— Begin Records for the task —

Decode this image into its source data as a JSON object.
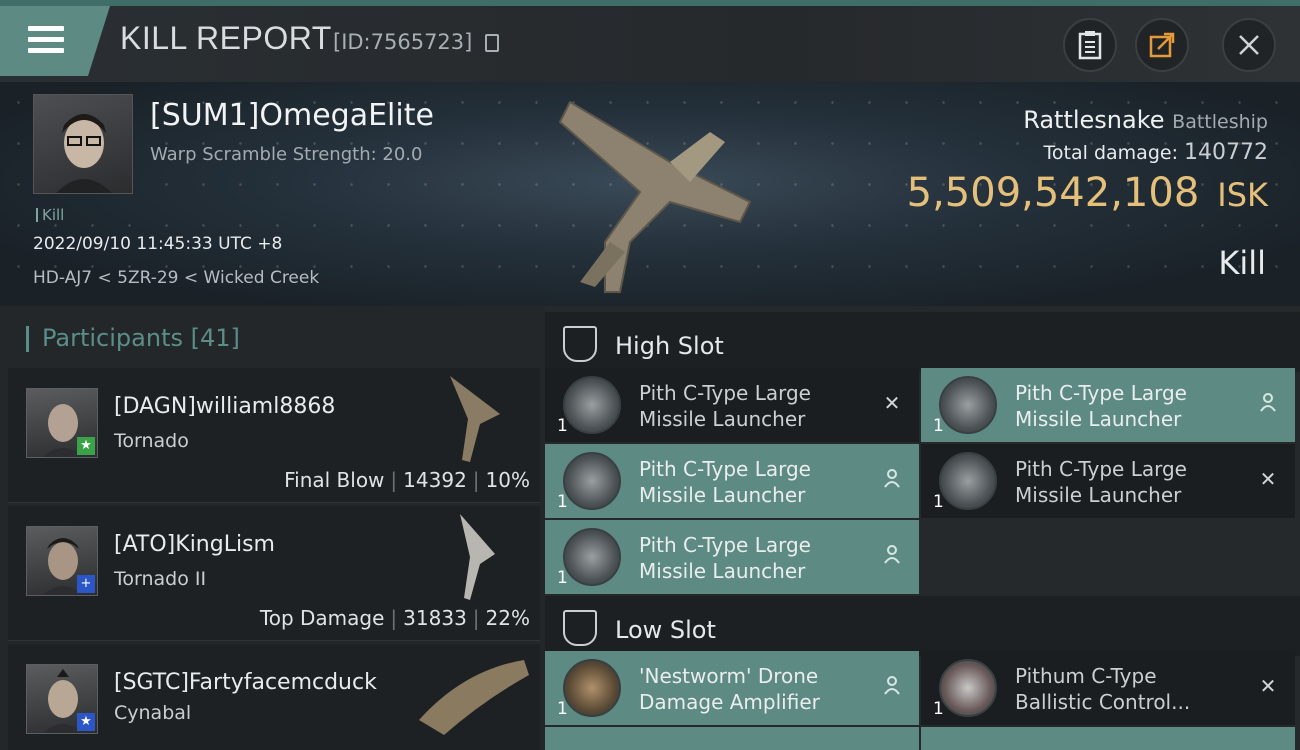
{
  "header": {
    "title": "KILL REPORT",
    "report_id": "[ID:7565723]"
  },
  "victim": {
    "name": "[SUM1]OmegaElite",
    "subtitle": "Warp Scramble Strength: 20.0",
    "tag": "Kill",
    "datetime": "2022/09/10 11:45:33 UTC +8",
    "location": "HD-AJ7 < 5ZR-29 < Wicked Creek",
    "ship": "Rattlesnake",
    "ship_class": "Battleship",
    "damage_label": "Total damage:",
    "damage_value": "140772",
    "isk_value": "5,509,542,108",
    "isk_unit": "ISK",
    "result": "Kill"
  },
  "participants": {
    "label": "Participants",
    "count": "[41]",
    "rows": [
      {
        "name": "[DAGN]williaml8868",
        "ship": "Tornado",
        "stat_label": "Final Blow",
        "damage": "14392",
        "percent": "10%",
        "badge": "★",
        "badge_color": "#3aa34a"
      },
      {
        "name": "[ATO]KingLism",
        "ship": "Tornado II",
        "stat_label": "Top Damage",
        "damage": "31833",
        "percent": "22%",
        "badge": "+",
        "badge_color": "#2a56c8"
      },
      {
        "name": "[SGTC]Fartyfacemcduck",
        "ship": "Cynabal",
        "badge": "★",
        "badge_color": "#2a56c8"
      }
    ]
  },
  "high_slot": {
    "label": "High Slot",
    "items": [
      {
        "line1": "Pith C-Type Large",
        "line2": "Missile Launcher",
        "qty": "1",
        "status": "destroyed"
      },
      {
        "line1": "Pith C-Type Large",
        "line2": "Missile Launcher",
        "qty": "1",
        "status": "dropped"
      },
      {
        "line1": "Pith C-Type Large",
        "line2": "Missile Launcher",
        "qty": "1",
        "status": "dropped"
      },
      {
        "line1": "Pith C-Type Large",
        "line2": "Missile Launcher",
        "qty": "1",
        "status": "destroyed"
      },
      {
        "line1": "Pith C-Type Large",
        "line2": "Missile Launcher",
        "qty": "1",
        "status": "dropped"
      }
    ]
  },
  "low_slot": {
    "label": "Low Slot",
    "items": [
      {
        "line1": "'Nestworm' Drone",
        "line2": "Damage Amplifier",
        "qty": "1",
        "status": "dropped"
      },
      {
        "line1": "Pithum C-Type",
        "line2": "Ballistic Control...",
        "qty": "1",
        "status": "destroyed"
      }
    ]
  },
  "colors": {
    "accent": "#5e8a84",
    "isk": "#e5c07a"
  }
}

— End Records for the task —

# Request
Repeat every record precisely. Any picture among them stays out of the copy.

# Result of the task
Decode this image into its source data as a JSON object.
{
  "header": {
    "title": "KILL REPORT",
    "report_id": "[ID:7565723]"
  },
  "victim": {
    "name": "[SUM1]OmegaElite",
    "subtitle": "Warp Scramble Strength: 20.0",
    "tag": "Kill",
    "datetime": "2022/09/10 11:45:33 UTC +8",
    "location": "HD-AJ7 < 5ZR-29 < Wicked Creek",
    "ship": "Rattlesnake",
    "ship_class": "Battleship",
    "damage_label": "Total damage:",
    "damage_value": "140772",
    "isk_value": "5,509,542,108",
    "isk_unit": "ISK",
    "result": "Kill"
  },
  "participants": {
    "label": "Participants",
    "count": "[41]",
    "rows": [
      {
        "name": "[DAGN]williaml8868",
        "ship": "Tornado",
        "stat_label": "Final Blow",
        "damage": "14392",
        "percent": "10%",
        "badge": "★",
        "badge_color": "#3aa34a"
      },
      {
        "name": "[ATO]KingLism",
        "ship": "Tornado II",
        "stat_label": "Top Damage",
        "damage": "31833",
        "percent": "22%",
        "badge": "+",
        "badge_color": "#2a56c8"
      },
      {
        "name": "[SGTC]Fartyfacemcduck",
        "ship": "Cynabal",
        "badge": "★",
        "badge_color": "#2a56c8"
      }
    ]
  },
  "high_slot": {
    "label": "High Slot",
    "items": [
      {
        "line1": "Pith C-Type Large",
        "line2": "Missile Launcher",
        "qty": "1",
        "status": "destroyed"
      },
      {
        "line1": "Pith C-Type Large",
        "line2": "Missile Launcher",
        "qty": "1",
        "status": "dropped"
      },
      {
        "line1": "Pith C-Type Large",
        "line2": "Missile Launcher",
        "qty": "1",
        "status": "dropped"
      },
      {
        "line1": "Pith C-Type Large",
        "line2": "Missile Launcher",
        "qty": "1",
        "status": "destroyed"
      },
      {
        "line1": "Pith C-Type Large",
        "line2": "Missile Launcher",
        "qty": "1",
        "status": "dropped"
      }
    ]
  },
  "low_slot": {
    "label": "Low Slot",
    "items": [
      {
        "line1": "'Nestworm' Drone",
        "line2": "Damage Amplifier",
        "qty": "1",
        "status": "dropped"
      },
      {
        "line1": "Pithum C-Type",
        "line2": "Ballistic Control...",
        "qty": "1",
        "status": "destroyed"
      }
    ]
  },
  "colors": {
    "accent": "#5e8a84",
    "isk": "#e5c07a"
  }
}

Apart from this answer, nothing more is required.